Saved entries
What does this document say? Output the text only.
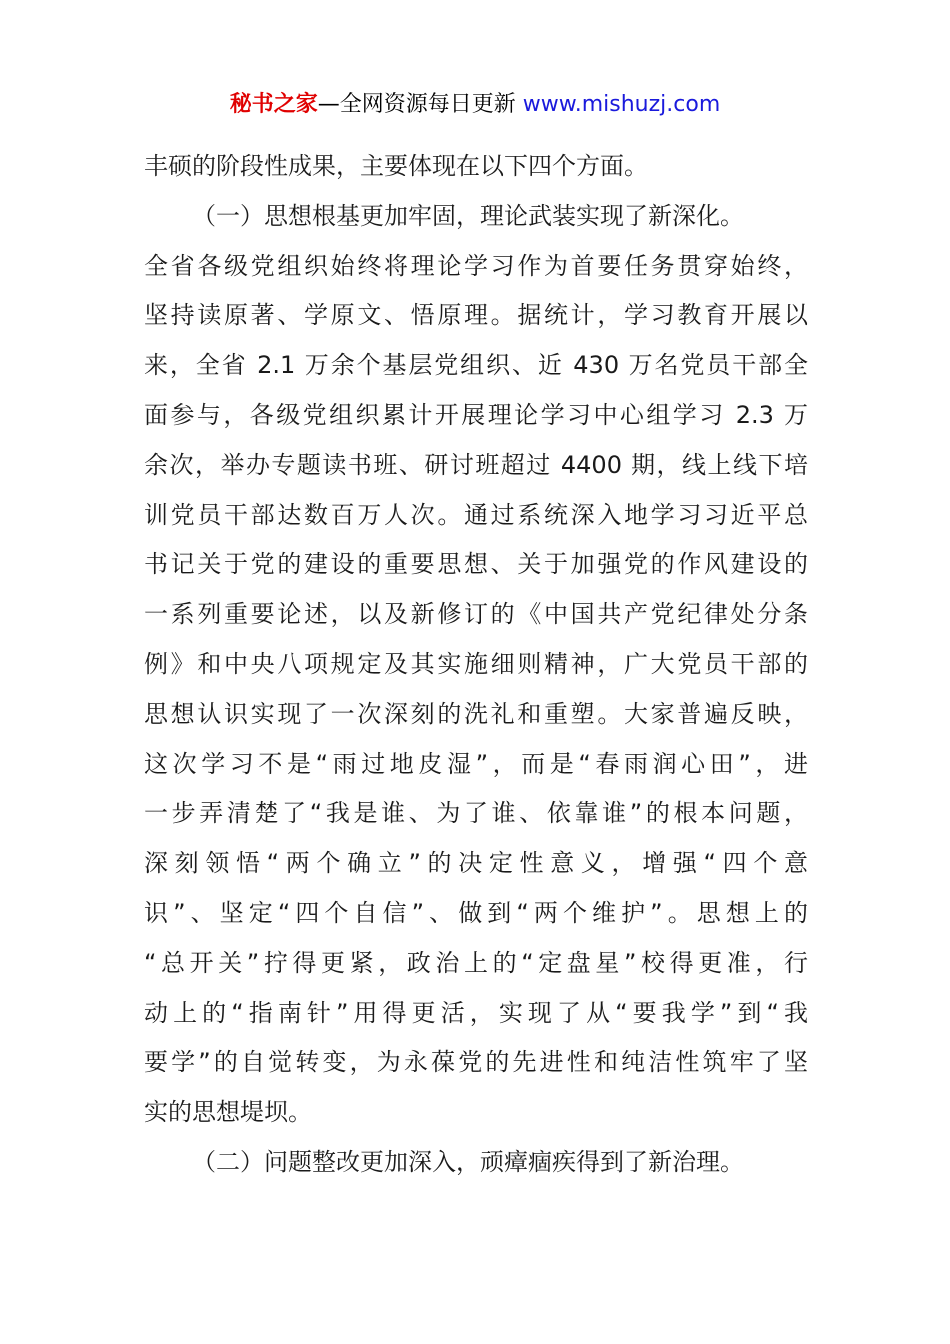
秘书之家—全网资源每日更新 www.mishuzj.com
丰硕的阶段性成果，主要体现在以下四个方面。
（一）思想根基更加牢固，理论武装实现了新深化。
全省各级党组织始终将理论学习作为首要任务贯穿始终，
坚持读原著、学原文、悟原理。据统计，学习教育开展以
来，全省 2.1 万余个基层党组织、近 430 万名党员干部全
面参与，各级党组织累计开展理论学习中心组学习 2.3 万
余次，举办专题读书班、研讨班超过 4400 期，线上线下培
训党员干部达数百万人次。通过系统深入地学习习近平总
书记关于党的建设的重要思想、关于加强党的作风建设的
一系列重要论述，以及新修订的《中国共产党纪律处分条
例》和中央八项规定及其实施细则精神，广大党员干部的
思想认识实现了一次深刻的洗礼和重塑。大家普遍反映，
这次学习不是“雨过地皮湿”，而是“春雨润心田”，进
一步弄清楚了“我是谁、为了谁、依靠谁”的根本问题，
深刻领悟“两个确立”的决定性意义，增强“四个意
识”、坚定“四个自信”、做到“两个维护”。思想上的
“总开关”拧得更紧，政治上的“定盘星”校得更准，行
动上的“指南针”用得更活，实现了从“要我学”到“我
要学”的自觉转变，为永葆党的先进性和纯洁性筑牢了坚
实的思想堤坝。
（二）问题整改更加深入，顽瘴痼疾得到了新治理。
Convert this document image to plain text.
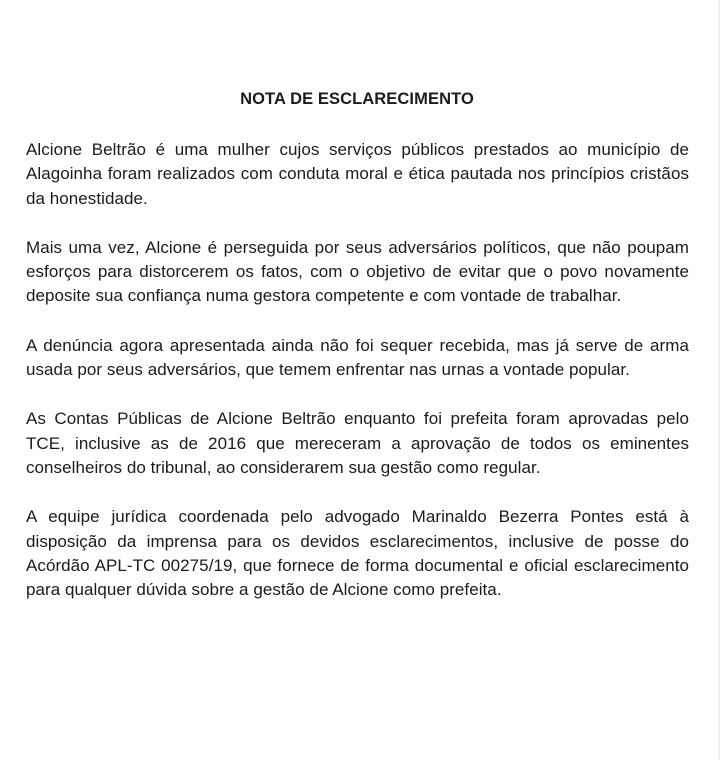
NOTA DE ESCLARECIMENTO

Alcione Beltrão é uma mulher cujos serviços públicos prestados ao município de Alagoinha foram realizados com conduta moral e ética pautada nos princípios cristãos da honestidade.

Mais uma vez, Alcione é perseguida por seus adversários políticos, que não poupam esforços para distorcerem os fatos, com o objetivo de evitar que o povo novamente deposite sua confiança numa gestora competente e com vontade de trabalhar.

A denúncia agora apresentada ainda não foi sequer recebida, mas já serve de arma usada por seus adversários, que temem enfrentar nas urnas a vontade popular.

As Contas Públicas de Alcione Beltrão enquanto foi prefeita foram aprovadas pelo TCE, inclusive as de 2016 que mereceram a aprovação de todos os eminentes conselheiros do tribunal, ao considerarem sua gestão como regular.

A equipe jurídica coordenada pelo advogado Marinaldo Bezerra Pontes está à disposição da imprensa para os devidos esclarecimentos, inclusive de posse do Acórdão APL-TC 00275/19, que fornece de forma documental e oficial esclarecimento para qualquer dúvida sobre a gestão de Alcione como prefeita.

REQUIRED WORK: Locate the word "Alcione" in the entries, and copy every line where it is found.

COMPLETED TASK:
Alcione Beltrão é uma mulher cujos serviços públicos prestados ao município de Alagoinha foram realizados com conduta moral e ética pautada nos princípios cristãos da honestidade.
Mais uma vez, Alcione é perseguida por seus adversários políticos, que não poupam esforços para distorcerem os fatos, com o objetivo de evitar que o povo novamente deposite sua confiança numa gestora competente e com vontade de trabalhar.
As Contas Públicas de Alcione Beltrão enquanto foi prefeita foram aprovadas pelo TCE, inclusive as de 2016 que mereceram a aprovação de todos os eminentes conselheiros do tribunal, ao considerarem sua gestão como regular.
A equipe jurídica coordenada pelo advogado Marinaldo Bezerra Pontes está à disposição da imprensa para os devidos esclarecimentos, inclusive de posse do Acórdão APL-TC 00275/19, que fornece de forma documental e oficial esclarecimento para qualquer dúvida sobre a gestão de Alcione como prefeita.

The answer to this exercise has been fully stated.